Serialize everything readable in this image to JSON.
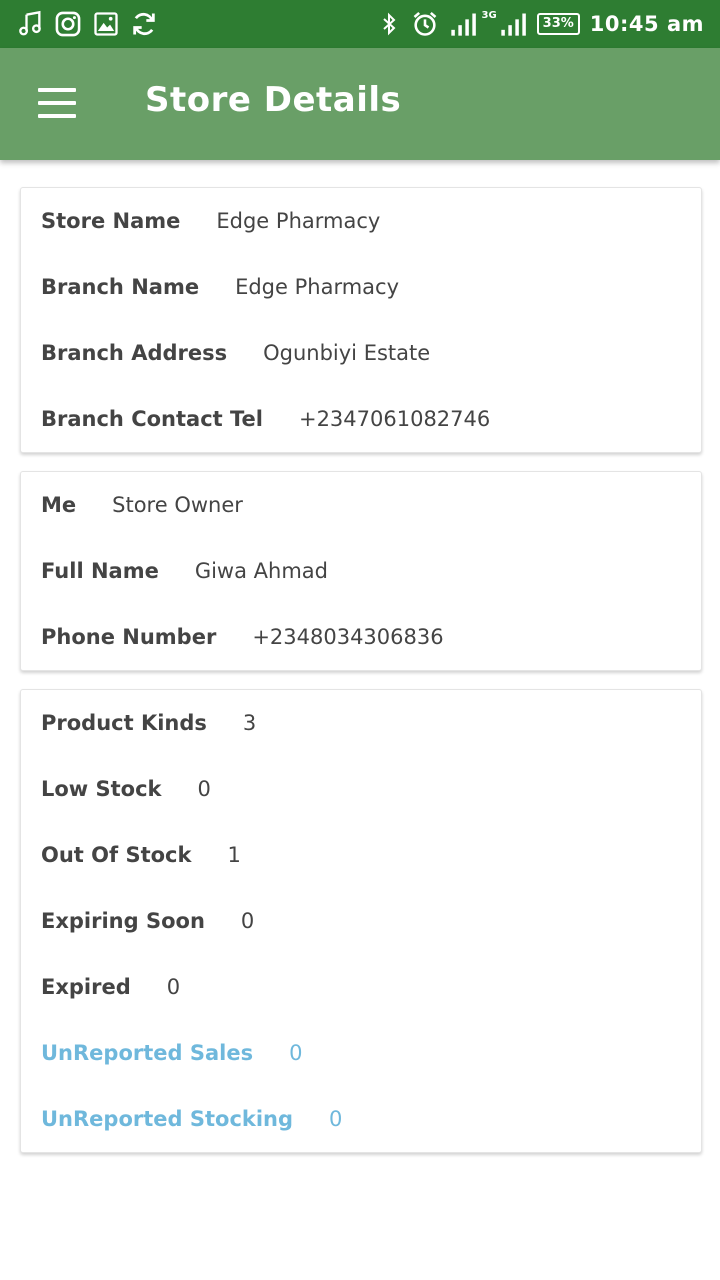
{
  "status_bar": {
    "left_icons": [
      "music-note-icon",
      "instagram-icon",
      "image-icon",
      "sync-icon"
    ],
    "right_icons": [
      "bluetooth-icon",
      "alarm-icon",
      "signal-icon",
      "3g-signal-icon"
    ],
    "network": "3G",
    "battery": "33%",
    "time": "10:45 am"
  },
  "app_bar": {
    "title": "Store Details",
    "menu_icon": "hamburger-menu-icon",
    "color": "#699f67"
  },
  "store_card": {
    "rows": [
      {
        "label": "Store Name",
        "value": "Edge Pharmacy"
      },
      {
        "label": "Branch Name",
        "value": "Edge Pharmacy"
      },
      {
        "label": "Branch Address",
        "value": "Ogunbiyi Estate"
      },
      {
        "label": "Branch Contact Tel",
        "value": "+2347061082746"
      }
    ]
  },
  "user_card": {
    "rows": [
      {
        "label": "Me",
        "value": "Store Owner"
      },
      {
        "label": "Full Name",
        "value": "Giwa Ahmad"
      },
      {
        "label": "Phone Number",
        "value": "+2348034306836"
      }
    ]
  },
  "stock_card": {
    "rows": [
      {
        "label": "Product Kinds",
        "value": "3"
      },
      {
        "label": "Low Stock",
        "value": "0"
      },
      {
        "label": "Out Of Stock",
        "value": "1"
      },
      {
        "label": "Expiring Soon",
        "value": "0"
      },
      {
        "label": "Expired",
        "value": "0"
      },
      {
        "label": "UnReported Sales",
        "value": "0"
      },
      {
        "label": "UnReported Stocking",
        "value": "0"
      }
    ],
    "link_color": "#6fb8dc"
  }
}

> Task goal: Check each line above for "Name" and return the ones that have it.

> Solution to this task:
        "label": "Store Name",
        "label": "Branch Name",
        "label": "Full Name",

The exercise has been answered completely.